● **Data lines**:
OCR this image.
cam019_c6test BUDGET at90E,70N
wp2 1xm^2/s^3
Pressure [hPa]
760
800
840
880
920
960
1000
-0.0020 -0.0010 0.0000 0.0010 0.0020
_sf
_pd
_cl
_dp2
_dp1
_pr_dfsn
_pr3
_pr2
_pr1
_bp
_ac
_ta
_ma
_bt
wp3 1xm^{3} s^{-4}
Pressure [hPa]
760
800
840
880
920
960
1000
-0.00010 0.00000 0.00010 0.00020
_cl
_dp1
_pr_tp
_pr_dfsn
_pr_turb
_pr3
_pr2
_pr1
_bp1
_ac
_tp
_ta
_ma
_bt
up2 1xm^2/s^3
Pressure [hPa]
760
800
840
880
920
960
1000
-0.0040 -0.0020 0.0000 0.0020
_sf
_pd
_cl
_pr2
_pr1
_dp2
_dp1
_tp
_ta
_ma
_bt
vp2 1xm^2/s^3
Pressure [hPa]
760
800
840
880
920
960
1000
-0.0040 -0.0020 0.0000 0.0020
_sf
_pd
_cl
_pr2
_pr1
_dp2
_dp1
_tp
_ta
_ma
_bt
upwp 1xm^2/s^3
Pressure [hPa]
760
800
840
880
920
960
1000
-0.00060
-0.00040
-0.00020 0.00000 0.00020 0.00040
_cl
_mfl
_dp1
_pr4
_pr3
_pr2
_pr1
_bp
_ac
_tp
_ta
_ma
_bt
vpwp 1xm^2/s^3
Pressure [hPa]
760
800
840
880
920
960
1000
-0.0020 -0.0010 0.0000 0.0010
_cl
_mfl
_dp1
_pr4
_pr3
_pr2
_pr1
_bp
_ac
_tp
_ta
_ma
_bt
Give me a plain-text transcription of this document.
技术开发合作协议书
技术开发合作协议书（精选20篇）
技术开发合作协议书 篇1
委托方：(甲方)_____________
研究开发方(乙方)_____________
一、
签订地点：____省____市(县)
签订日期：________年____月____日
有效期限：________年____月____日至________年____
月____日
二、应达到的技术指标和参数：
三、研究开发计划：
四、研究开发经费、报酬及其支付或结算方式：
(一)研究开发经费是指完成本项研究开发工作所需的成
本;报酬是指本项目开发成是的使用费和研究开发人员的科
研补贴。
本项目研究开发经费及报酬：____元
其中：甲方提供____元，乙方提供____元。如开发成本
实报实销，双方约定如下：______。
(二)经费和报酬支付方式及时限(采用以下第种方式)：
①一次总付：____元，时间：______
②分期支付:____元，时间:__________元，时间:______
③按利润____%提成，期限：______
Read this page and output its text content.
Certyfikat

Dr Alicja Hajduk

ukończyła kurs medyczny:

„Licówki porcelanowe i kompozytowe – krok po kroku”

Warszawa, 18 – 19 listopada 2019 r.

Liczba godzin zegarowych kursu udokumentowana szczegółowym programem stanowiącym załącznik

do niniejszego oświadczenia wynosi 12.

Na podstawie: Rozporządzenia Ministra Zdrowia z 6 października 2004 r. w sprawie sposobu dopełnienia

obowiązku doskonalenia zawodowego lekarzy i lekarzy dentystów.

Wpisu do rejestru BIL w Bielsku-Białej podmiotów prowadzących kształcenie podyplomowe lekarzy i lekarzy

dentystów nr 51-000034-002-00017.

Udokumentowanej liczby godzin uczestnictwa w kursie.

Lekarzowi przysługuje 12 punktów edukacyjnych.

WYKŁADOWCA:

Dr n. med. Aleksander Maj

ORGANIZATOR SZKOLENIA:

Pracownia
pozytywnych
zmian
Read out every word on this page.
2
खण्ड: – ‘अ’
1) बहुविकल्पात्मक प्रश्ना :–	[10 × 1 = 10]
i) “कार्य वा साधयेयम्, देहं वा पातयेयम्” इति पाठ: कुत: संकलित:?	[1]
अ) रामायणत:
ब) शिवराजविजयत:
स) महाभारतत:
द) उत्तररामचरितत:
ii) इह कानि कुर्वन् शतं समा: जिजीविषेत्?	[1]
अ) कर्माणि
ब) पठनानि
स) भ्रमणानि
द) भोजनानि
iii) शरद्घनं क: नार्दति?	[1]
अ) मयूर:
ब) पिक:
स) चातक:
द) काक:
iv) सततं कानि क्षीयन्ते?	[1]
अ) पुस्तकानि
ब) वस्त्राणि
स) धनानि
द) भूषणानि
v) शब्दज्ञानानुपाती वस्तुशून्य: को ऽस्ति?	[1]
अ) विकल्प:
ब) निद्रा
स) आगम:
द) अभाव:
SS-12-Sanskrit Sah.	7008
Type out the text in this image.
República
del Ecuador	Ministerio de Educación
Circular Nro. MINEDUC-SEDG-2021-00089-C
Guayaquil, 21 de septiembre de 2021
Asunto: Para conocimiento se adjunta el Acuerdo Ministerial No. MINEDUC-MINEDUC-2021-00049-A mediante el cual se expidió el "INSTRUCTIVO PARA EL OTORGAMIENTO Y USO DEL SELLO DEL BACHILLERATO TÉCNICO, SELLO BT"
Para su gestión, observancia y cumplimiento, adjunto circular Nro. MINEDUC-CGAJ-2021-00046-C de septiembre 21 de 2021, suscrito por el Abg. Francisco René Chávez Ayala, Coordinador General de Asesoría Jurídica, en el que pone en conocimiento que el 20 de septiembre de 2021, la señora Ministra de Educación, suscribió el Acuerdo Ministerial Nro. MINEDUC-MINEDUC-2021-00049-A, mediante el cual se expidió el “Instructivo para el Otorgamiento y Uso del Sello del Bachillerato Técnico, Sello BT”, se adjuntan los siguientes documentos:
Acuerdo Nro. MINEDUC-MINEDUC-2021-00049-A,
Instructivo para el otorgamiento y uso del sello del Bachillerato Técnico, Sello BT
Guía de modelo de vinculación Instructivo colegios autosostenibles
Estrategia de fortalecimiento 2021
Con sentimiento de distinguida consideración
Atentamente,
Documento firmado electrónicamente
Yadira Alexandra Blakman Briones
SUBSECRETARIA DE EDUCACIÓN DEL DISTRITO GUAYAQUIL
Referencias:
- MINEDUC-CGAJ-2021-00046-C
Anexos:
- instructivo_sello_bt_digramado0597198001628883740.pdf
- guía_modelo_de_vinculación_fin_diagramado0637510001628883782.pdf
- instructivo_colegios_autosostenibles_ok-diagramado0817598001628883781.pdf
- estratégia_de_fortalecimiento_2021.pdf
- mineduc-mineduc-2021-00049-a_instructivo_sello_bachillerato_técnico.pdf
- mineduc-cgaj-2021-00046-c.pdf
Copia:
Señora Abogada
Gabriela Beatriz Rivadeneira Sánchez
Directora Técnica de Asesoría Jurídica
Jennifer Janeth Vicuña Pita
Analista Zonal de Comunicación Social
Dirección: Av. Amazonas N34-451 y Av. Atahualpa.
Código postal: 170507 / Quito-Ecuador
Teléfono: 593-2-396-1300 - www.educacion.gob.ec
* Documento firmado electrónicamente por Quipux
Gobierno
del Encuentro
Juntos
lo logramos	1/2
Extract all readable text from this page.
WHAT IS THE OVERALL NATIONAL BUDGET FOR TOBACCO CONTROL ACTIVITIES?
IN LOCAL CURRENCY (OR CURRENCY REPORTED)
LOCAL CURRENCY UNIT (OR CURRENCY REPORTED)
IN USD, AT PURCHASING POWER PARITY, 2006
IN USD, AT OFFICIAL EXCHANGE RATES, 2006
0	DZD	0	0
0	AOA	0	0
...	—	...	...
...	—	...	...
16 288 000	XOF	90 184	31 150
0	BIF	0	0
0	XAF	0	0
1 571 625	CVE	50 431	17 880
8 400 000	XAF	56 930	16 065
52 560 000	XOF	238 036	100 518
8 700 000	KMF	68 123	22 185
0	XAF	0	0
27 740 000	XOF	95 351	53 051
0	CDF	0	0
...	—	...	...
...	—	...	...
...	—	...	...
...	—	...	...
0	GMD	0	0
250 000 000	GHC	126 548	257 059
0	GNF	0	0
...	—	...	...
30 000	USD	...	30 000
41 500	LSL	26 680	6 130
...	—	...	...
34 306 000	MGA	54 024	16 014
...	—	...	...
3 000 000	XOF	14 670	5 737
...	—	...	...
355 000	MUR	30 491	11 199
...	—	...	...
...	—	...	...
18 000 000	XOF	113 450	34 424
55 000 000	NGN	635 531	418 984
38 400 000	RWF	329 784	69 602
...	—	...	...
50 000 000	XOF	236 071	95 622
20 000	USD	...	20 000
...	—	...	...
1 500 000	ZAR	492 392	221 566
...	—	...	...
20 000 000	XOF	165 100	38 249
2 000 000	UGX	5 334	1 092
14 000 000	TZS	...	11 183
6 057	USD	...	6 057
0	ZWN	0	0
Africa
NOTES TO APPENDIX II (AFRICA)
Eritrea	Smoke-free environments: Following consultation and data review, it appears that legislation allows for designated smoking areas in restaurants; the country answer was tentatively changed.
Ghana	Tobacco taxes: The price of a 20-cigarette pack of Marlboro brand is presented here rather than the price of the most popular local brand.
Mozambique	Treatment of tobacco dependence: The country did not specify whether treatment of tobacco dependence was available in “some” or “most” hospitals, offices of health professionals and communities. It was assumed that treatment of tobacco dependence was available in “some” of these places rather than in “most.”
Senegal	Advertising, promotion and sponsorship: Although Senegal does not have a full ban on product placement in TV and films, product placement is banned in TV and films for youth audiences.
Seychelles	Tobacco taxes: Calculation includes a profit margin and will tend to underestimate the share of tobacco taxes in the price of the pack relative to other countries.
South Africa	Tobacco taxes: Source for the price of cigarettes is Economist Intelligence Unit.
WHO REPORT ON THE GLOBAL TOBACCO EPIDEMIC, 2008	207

● **Written exercise**: For the listing above, give the number of lines in which the string "mediante" occurs, and nothing else.

● **Answer below**: 2